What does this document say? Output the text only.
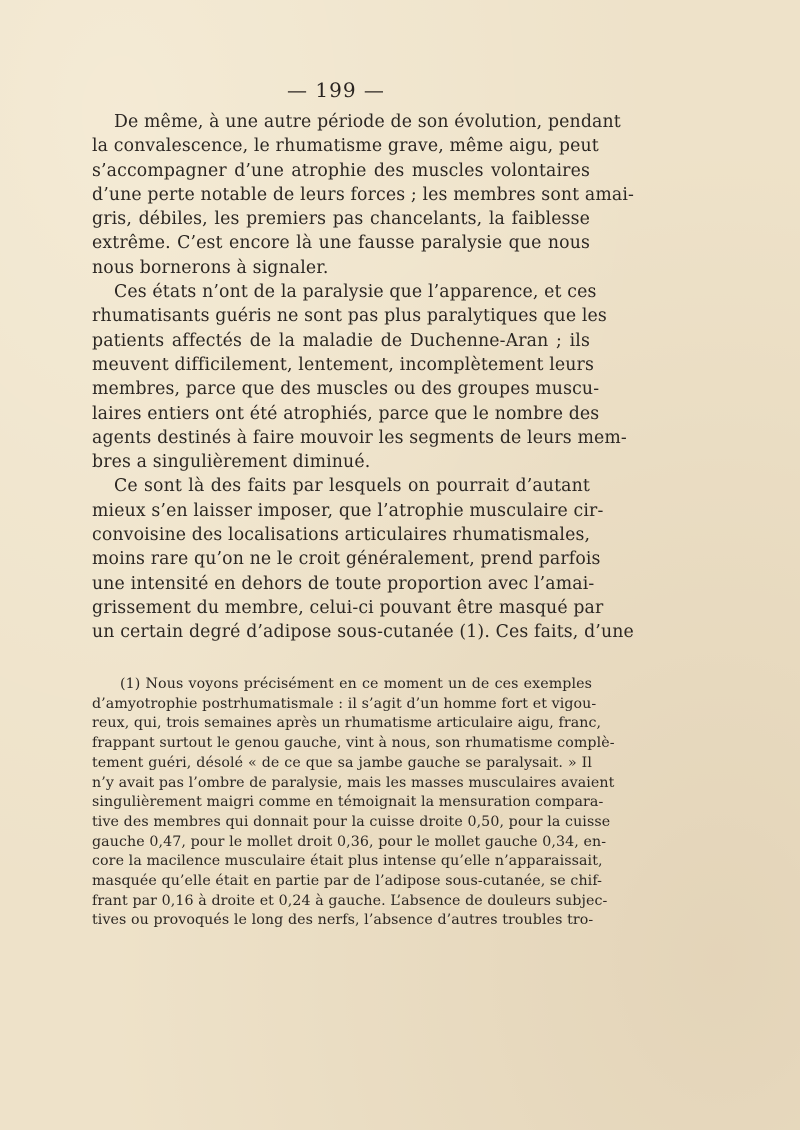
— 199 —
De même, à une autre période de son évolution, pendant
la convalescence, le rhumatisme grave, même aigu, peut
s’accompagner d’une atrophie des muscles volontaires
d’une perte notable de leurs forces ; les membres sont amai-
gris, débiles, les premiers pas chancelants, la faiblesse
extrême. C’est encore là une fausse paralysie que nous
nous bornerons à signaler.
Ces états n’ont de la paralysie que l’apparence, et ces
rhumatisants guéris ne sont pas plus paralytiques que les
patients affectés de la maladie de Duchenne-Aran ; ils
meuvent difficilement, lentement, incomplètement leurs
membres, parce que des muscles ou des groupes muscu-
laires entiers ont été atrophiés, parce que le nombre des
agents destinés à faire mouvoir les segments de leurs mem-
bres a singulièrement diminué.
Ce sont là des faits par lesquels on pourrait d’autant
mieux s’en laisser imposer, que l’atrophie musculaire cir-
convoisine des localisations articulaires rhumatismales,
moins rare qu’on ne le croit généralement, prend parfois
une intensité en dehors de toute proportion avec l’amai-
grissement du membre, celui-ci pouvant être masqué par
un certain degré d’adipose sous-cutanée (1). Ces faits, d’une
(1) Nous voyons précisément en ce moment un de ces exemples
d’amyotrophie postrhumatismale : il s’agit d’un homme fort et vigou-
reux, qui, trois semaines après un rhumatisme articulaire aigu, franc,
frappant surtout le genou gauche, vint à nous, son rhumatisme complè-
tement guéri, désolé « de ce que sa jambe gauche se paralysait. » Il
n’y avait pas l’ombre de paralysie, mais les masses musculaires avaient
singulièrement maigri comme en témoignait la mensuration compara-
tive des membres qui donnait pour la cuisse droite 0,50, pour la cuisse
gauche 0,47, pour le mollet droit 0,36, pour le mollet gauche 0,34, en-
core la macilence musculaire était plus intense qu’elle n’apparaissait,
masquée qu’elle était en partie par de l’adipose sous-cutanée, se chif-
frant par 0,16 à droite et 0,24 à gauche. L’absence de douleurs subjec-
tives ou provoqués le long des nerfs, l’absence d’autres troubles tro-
+++++
## EXERCISE OBJECTIVE
Reproduce all of the entries above word for word, but leave out their pictures.

## COMPLETED TASK
What does this document say? Output the text only.
— 199 —
De même, à une autre période de son évolution, pendant
la convalescence, le rhumatisme grave, même aigu, peut
s’accompagner d’une atrophie des muscles volontaires
d’une perte notable de leurs forces ; les membres sont amai-
gris, débiles, les premiers pas chancelants, la faiblesse
extrême. C’est encore là une fausse paralysie que nous
nous bornerons à signaler.
Ces états n’ont de la paralysie que l’apparence, et ces
rhumatisants guéris ne sont pas plus paralytiques que les
patients affectés de la maladie de Duchenne-Aran ; ils
meuvent difficilement, lentement, incomplètement leurs
membres, parce que des muscles ou des groupes muscu-
laires entiers ont été atrophiés, parce que le nombre des
agents destinés à faire mouvoir les segments de leurs mem-
bres a singulièrement diminué.
Ce sont là des faits par lesquels on pourrait d’autant
mieux s’en laisser imposer, que l’atrophie musculaire cir-
convoisine des localisations articulaires rhumatismales,
moins rare qu’on ne le croit généralement, prend parfois
une intensité en dehors de toute proportion avec l’amai-
grissement du membre, celui-ci pouvant être masqué par
un certain degré d’adipose sous-cutanée (1). Ces faits, d’une
(1) Nous voyons précisément en ce moment un de ces exemples
d’amyotrophie postrhumatismale : il s’agit d’un homme fort et vigou-
reux, qui, trois semaines après un rhumatisme articulaire aigu, franc,
frappant surtout le genou gauche, vint à nous, son rhumatisme complè-
tement guéri, désolé « de ce que sa jambe gauche se paralysait. » Il
n’y avait pas l’ombre de paralysie, mais les masses musculaires avaient
singulièrement maigri comme en témoignait la mensuration compara-
tive des membres qui donnait pour la cuisse droite 0,50, pour la cuisse
gauche 0,47, pour le mollet droit 0,36, pour le mollet gauche 0,34, en-
core la macilence musculaire était plus intense qu’elle n’apparaissait,
masquée qu’elle était en partie par de l’adipose sous-cutanée, se chif-
frant par 0,16 à droite et 0,24 à gauche. L’absence de douleurs subjec-
tives ou provoqués le long des nerfs, l’absence d’autres troubles tro-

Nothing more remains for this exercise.